Extracted information:
================================
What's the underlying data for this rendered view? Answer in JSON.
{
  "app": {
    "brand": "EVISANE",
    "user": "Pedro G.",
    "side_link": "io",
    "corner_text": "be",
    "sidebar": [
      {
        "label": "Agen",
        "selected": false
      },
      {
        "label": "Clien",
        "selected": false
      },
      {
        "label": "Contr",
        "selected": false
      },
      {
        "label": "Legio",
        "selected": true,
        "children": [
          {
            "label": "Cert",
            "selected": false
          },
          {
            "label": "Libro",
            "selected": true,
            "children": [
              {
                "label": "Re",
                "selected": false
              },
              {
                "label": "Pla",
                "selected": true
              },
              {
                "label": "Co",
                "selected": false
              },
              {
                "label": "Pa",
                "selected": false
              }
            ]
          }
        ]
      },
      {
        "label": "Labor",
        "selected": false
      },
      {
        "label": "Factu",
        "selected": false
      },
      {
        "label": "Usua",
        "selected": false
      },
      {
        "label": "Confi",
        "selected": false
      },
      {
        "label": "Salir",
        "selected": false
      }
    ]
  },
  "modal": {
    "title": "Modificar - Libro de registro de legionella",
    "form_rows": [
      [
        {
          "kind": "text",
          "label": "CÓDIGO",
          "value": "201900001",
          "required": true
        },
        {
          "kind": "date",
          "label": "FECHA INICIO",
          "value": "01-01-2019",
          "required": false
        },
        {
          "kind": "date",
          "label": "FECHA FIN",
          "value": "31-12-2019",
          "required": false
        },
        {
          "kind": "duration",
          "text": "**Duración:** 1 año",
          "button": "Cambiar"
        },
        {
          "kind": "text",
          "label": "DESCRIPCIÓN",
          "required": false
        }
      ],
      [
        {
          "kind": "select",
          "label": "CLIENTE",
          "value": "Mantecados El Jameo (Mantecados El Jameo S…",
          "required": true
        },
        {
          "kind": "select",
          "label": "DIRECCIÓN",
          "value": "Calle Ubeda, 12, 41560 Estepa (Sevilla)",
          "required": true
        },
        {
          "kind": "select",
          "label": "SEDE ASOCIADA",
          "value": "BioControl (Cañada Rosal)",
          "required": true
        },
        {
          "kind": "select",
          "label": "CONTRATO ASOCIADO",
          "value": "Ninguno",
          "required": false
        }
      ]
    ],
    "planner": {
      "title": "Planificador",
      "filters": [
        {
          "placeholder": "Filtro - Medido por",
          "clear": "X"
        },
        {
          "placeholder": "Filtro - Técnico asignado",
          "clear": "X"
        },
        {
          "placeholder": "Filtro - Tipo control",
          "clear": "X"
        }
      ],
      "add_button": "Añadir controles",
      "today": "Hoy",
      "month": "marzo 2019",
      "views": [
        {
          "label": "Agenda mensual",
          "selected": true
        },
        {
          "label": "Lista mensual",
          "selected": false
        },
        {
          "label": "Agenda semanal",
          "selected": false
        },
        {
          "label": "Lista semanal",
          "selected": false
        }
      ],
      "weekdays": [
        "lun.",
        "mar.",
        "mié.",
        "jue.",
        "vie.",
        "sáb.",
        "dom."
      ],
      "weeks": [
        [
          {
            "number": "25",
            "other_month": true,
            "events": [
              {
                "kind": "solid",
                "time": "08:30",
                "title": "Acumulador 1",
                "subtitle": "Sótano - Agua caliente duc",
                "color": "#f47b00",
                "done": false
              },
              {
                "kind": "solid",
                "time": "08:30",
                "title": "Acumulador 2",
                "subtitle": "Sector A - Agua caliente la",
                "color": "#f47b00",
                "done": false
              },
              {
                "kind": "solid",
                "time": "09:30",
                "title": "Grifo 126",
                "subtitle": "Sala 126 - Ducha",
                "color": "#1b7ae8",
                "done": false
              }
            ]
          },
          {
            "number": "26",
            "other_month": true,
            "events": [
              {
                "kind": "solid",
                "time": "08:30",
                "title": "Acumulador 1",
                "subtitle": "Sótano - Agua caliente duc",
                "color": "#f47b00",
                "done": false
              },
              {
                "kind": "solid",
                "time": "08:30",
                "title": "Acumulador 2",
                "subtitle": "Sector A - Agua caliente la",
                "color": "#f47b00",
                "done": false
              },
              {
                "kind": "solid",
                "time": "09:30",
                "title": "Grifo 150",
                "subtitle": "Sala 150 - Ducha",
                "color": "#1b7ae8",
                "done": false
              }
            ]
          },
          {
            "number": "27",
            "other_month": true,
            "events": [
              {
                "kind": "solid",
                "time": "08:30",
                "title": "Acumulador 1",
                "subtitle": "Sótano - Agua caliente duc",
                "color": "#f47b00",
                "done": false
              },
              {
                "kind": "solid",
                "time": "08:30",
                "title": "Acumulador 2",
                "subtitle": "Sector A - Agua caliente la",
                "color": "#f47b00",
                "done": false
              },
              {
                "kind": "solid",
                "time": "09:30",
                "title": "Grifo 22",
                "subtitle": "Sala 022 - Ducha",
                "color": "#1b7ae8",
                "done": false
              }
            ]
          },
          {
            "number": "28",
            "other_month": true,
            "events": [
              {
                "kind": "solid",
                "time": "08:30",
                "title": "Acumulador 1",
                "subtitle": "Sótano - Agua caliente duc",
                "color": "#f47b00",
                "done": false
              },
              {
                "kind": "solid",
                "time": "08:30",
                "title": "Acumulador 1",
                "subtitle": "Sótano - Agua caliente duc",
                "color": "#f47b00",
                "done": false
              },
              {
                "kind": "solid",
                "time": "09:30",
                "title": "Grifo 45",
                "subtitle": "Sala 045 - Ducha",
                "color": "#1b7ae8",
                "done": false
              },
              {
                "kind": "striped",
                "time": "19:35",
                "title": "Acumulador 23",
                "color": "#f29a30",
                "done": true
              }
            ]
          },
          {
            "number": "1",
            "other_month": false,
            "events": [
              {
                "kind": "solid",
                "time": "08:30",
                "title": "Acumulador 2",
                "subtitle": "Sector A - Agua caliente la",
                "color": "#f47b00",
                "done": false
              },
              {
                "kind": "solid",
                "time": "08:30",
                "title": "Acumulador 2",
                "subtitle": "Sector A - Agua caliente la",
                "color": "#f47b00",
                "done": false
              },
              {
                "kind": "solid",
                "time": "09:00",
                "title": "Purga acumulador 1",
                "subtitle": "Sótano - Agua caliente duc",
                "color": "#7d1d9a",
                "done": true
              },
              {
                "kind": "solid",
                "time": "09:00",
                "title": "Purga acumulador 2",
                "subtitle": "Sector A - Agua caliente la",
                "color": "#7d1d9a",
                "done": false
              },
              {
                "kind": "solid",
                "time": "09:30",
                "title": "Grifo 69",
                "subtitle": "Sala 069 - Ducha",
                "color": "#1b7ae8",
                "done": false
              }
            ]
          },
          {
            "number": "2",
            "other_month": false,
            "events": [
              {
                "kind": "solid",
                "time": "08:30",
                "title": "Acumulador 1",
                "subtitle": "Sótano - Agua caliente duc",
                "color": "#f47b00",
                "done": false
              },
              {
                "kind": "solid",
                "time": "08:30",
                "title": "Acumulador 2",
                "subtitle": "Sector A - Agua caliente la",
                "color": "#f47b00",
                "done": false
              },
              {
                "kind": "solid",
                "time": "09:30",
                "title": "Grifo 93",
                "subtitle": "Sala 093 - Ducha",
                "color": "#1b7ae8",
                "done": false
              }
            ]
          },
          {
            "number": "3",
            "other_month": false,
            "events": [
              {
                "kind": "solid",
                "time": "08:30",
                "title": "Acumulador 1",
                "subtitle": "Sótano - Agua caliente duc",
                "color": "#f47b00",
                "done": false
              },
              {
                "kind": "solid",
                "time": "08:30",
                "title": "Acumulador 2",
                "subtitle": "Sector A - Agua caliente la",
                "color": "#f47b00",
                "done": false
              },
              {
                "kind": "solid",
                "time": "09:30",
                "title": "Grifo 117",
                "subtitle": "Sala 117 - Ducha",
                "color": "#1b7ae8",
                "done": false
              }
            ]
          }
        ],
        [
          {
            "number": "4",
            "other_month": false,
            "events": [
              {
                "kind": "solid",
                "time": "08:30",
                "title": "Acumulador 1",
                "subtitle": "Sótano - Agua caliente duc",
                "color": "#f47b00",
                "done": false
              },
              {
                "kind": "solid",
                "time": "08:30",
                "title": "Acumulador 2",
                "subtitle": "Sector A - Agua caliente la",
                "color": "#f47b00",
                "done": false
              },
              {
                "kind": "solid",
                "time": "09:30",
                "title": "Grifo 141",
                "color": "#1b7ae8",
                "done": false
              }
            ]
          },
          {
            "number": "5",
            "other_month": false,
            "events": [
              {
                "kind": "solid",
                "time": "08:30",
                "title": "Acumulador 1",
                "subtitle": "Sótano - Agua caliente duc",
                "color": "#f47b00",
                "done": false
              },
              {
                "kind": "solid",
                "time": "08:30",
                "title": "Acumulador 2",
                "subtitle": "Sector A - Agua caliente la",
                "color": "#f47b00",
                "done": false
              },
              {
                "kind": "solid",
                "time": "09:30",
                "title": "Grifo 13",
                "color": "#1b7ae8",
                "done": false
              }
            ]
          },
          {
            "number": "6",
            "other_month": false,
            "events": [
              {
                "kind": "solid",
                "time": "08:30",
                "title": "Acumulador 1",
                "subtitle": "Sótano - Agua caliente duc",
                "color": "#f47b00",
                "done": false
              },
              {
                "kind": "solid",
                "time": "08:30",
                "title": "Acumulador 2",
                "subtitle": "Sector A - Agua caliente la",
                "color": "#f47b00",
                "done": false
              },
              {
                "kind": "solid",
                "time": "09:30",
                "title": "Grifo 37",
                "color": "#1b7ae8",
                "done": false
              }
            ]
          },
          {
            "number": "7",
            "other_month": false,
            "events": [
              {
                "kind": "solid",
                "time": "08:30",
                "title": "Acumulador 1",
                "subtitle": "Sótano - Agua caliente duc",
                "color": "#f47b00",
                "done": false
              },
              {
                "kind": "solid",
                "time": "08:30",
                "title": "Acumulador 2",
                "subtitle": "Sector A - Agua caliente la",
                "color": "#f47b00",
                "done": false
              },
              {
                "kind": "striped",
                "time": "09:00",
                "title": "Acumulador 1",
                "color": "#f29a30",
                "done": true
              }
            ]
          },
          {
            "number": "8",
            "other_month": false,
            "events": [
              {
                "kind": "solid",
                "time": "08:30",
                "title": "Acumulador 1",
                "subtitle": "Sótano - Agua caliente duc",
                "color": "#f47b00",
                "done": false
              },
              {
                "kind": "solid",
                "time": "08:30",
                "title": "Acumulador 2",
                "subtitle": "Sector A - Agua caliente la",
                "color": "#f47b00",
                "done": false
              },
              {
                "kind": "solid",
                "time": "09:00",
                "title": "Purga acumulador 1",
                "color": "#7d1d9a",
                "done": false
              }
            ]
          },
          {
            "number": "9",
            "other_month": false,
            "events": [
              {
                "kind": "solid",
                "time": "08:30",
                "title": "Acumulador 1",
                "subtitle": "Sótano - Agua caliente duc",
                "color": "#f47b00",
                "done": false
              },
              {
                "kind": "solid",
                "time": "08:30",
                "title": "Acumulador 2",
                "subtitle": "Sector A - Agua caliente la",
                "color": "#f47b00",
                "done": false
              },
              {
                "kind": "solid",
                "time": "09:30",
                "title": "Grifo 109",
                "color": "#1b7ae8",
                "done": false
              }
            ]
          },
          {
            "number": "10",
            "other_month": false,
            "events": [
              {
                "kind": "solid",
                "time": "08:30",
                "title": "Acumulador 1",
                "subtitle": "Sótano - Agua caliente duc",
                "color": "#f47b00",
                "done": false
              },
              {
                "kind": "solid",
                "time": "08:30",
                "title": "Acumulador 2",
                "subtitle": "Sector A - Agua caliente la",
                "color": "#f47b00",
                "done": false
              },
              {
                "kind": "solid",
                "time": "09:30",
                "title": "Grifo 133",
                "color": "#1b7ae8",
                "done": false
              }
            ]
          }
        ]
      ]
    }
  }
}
================================
To be done: Copy the lines from the entries above in which the word "mensual" appears.

Result of this task:
          "label": "Agenda mensual",
          "label": "Lista mensual",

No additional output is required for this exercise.